» Extracted information:
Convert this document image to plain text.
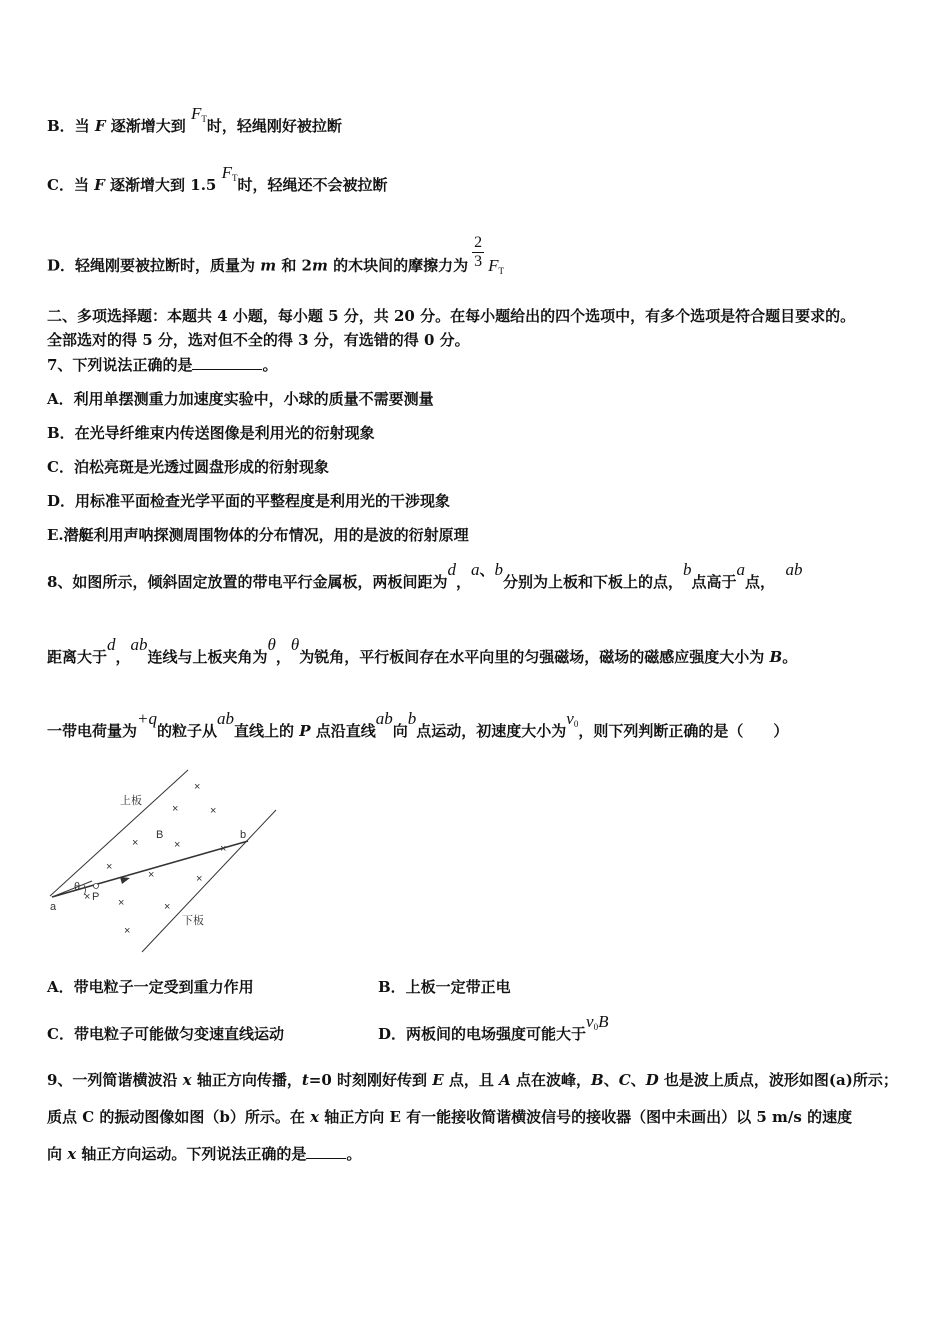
B．当 F 逐渐增大到 FT时，轻绳刚好被拉断
C．当 F 逐渐增大到 1.5 FT时，轻绳还不会被拉断
D．轻绳刚要被拉断时，质量为 m 和 2m 的木块间的摩擦力为 $\frac{2}{3}$ FT
二、多项选择题：本题共 4 小题，每小题 5 分，共 20 分。在每小题给出的四个选项中，有多个选项是符合题目要求的。
全部选对的得 5 分，选对但不全的得 3 分，有选错的得 0 分。
7、下列说法正确的是	。
A．利用单摆测重力加速度实验中，小球的质量不需要测量
B．在光导纤维束内传送图像是利用光的衍射现象
C．泊松亮斑是光透过圆盘形成的衍射现象
D．用标准平面检查光学平面的平整程度是利用光的干涉现象
E.潜艇利用声呐探测周围物体的分布情况，用的是波的衍射原理
8、如图所示，倾斜固定放置的带电平行金属板，两板间距为d，a、b分别为上板和下板上的点，b点高于a点，  ab
距离大于d，ab连线与上板夹角为θ，θ为锐角，平行板间存在水平向里的匀强磁场，磁场的磁感应强度大小为 B。
一带电荷量为+q的粒子从ab直线上的 P 点沿直线ab向b点运动，初速度大小为v0，则下列判断正确的是（　　）
上板
下板
B
a
b
P
θ
×
×	×
×	×	×
×
×	×
×	×	×
×
A．带电粒子一定受到重力作用	B．上板一定带正电
C．带电粒子可能做匀变速直线运动	D．两板间的电场强度可能大于v0B
9、一列简谐横波沿 x 轴正方向传播，t=0 时刻刚好传到 E 点，且 A 点在波峰，B、C、D 也是波上质点，波形如图(a)所示；
质点 C 的振动图像如图（b）所示。在 x 轴正方向 E 有一能接收简谐横波信号的接收器（图中未画出）以 5 m/s 的速度
向 x 轴正方向运动。下列说法正确的是	。
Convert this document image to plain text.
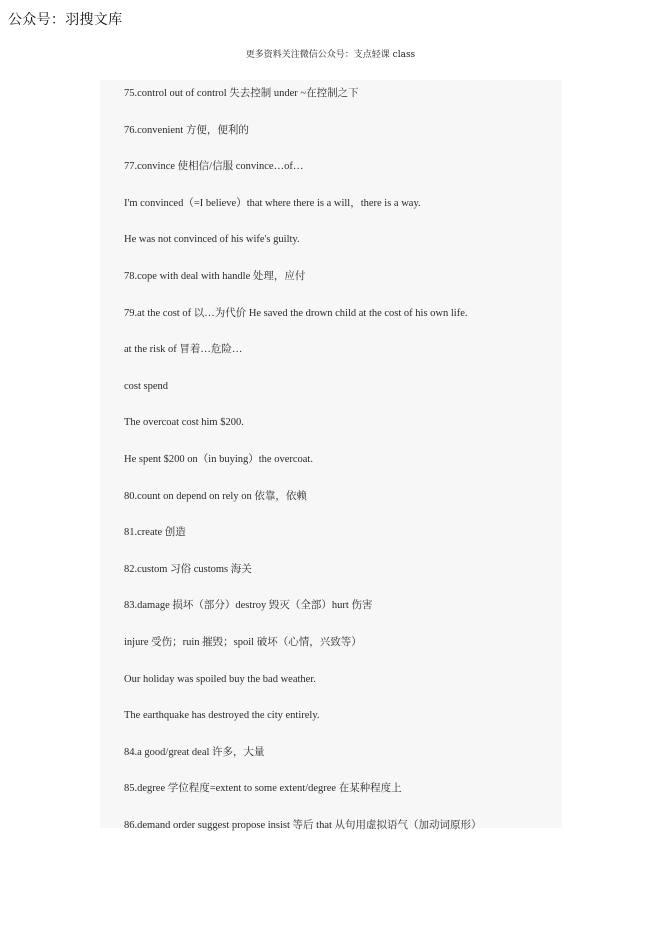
公众号：羽搜文库
更多资料关注微信公众号：支点轻课 class
75.control out of control 失去控制 under ~在控制之下
76.convenient 方便，便利的
77.convince 使相信/信服 convince…of…
I'm convinced（=I believe）that where there is a will，there is a way.
He was not convinced of his wife's guilty.
78.cope with deal with handle 处理，应付
79.at the cost of 以…为代价 He saved the drown child at the cost of his own life.
at the risk of 冒着…危险…
cost spend
The overcoat cost him $200.
He spent $200 on（in buying）the overcoat.
80.count on depend on rely on 依靠，依赖
81.create 创造
82.custom 习俗 customs 海关
83.damage 损坏（部分）destroy 毁灭（全部）hurt 伤害
injure 受伤；ruin 摧毁；spoil 破坏（心情，兴致等）
Our holiday was spoiled buy the bad weather.
The earthquake has destroyed the city entirely.
84.a good/great deal 许多，大量
85.degree 学位程度=extent to some extent/degree 在某种程度上
86.demand order suggest propose insist 等后 that 从句用虚拟语气（加动词原形）
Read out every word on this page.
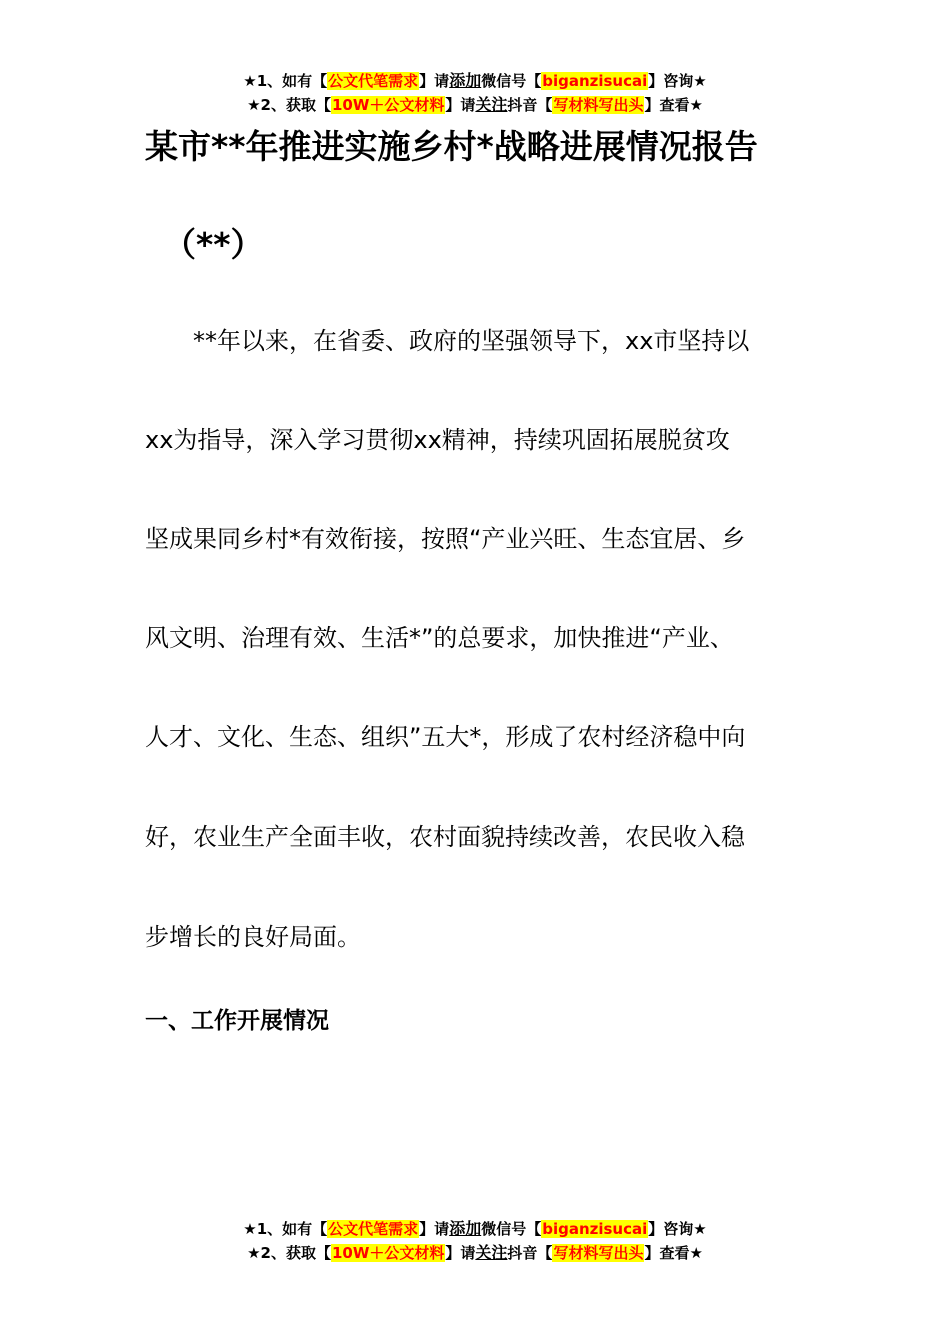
★1、如有【公文代笔需求】请添加微信号【biganzisucai】咨询★
★2、获取【10W＋公文材料】请关注抖音【写材料写出头】查看★
某市**年推进实施乡村*战略进展情况报告
（**）
　　**年以来，在省委、政府的坚强领导下，xx市坚持以
xx为指导，深入学习贯彻xx精神，持续巩固拓展脱贫攻
坚成果同乡村*有效衔接，按照“产业兴旺、生态宜居、乡
风文明、治理有效、生活*”的总要求，加快推进“产业、
人才、文化、生态、组织”五大*，形成了农村经济稳中向
好，农业生产全面丰收，农村面貌持续改善，农民收入稳
步增长的良好局面。
一、工作开展情况
★1、如有【公文代笔需求】请添加微信号【biganzisucai】咨询★
★2、获取【10W＋公文材料】请关注抖音【写材料写出头】查看★
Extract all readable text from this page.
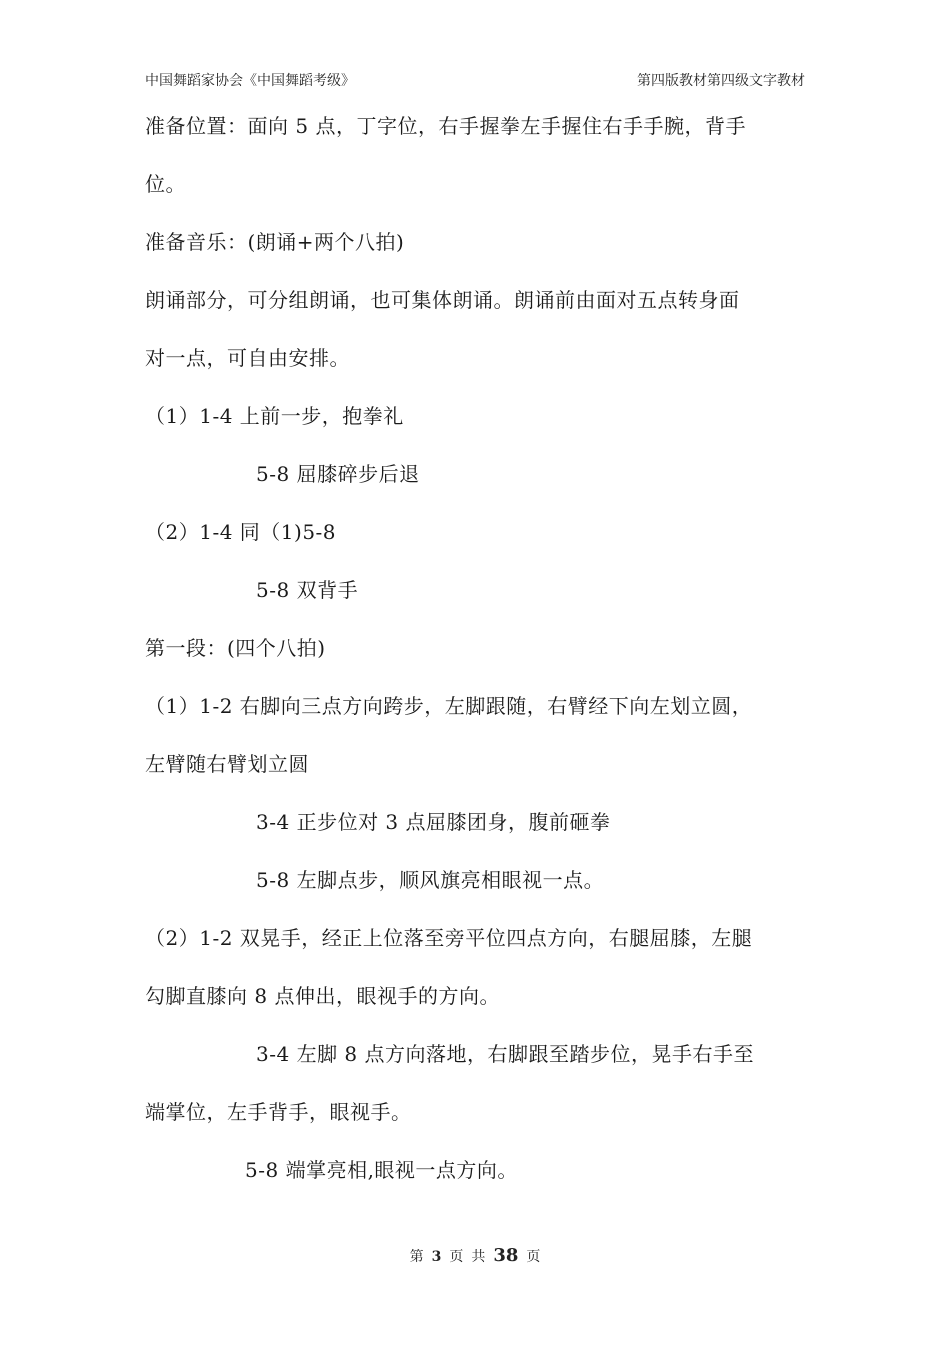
中国舞蹈家协会《中国舞蹈考级》	第四版教材第四级文字教材
准备位置：面向 5 点，丁字位，右手握拳左手握住右手手腕，背手
位。
准备音乐：(朗诵+两个八拍)
朗诵部分，可分组朗诵，也可集体朗诵。朗诵前由面对五点转身面
对一点，可自由安排。
（1）1-4 上前一步，抱拳礼
5-8 屈膝碎步后退
（2）1-4 同（1)5-8
5-8 双背手
第一段：(四个八拍)
（1）1-2 右脚向三点方向跨步，左脚跟随，右臂经下向左划立圆，
左臂随右臂划立圆
3-4 正步位对 3 点屈膝团身，腹前砸拳
5-8 左脚点步，顺风旗亮相眼视一点。
（2）1-2 双晃手，经正上位落至旁平位四点方向，右腿屈膝，左腿
勾脚直膝向 8 点伸出，眼视手的方向。
3-4 左脚 8 点方向落地，右脚跟至踏步位，晃手右手至
端掌位，左手背手，眼视手。
5-8 端掌亮相,眼视一点方向。
第 3 页 共 38 页
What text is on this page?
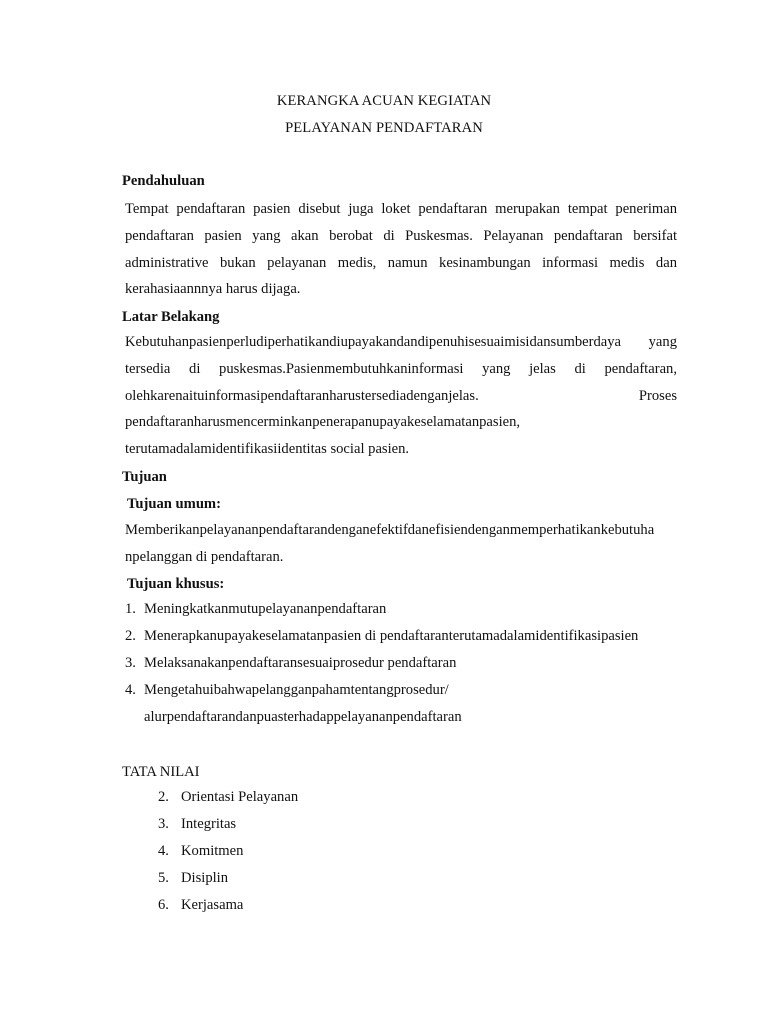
KERANGKA ACUAN KEGIATAN
PELAYANAN PENDAFTARAN
Pendahuluan
Tempat pendaftaran pasien disebut juga loket pendaftaran merupakan tempat peneriman
pendaftaran pasien yang akan berobat di Puskesmas. Pelayanan pendaftaran bersifat
administrative bukan pelayanan medis, namun kesinambungan informasi medis dan
kerahasiaannnya harus dijaga.
Latar Belakang
Kebutuhanpasienperludiperhatikandiupayakandandipenuhisesuaimisidansumberdaya yang
tersedia di puskesmas.Pasienmembutuhkaninformasi yang jelas di pendaftaran,
olehkarenaituinformasipendaftaranharustersediadenganjelas. Proses
pendaftaranharusmencerminkanpenerapanupayakeselamatanpasien,
terutamadalamidentifikasiidentitas social pasien.
Tujuan
Tujuan umum:
Memberikanpelayananpendaftarandenganefektifdanefisiendenganmemperhatikankebutuha
npelanggan di pendaftaran.
Tujuan khusus:
1. Meningkatkanmutupelayananpendaftaran
2. Menerapkanupayakeselamatanpasien di pendaftaranterutamadalamidentifikasipasien
3. Melaksanakanpendaftaransesuaiprosedur pendaftaran
4. Mengetahuibahwapelangganpahamtentangprosedur/
alurpendaftarandanpuasterhadappelayananpendaftaran
TATA NILAI
2. Orientasi Pelayanan
3. Integritas
4. Komitmen
5. Disiplin
6. Kerjasama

» The exercise: Of the lines in the material, how many contain the word "this"? Reply with the number and nothing else.

» Task response: 5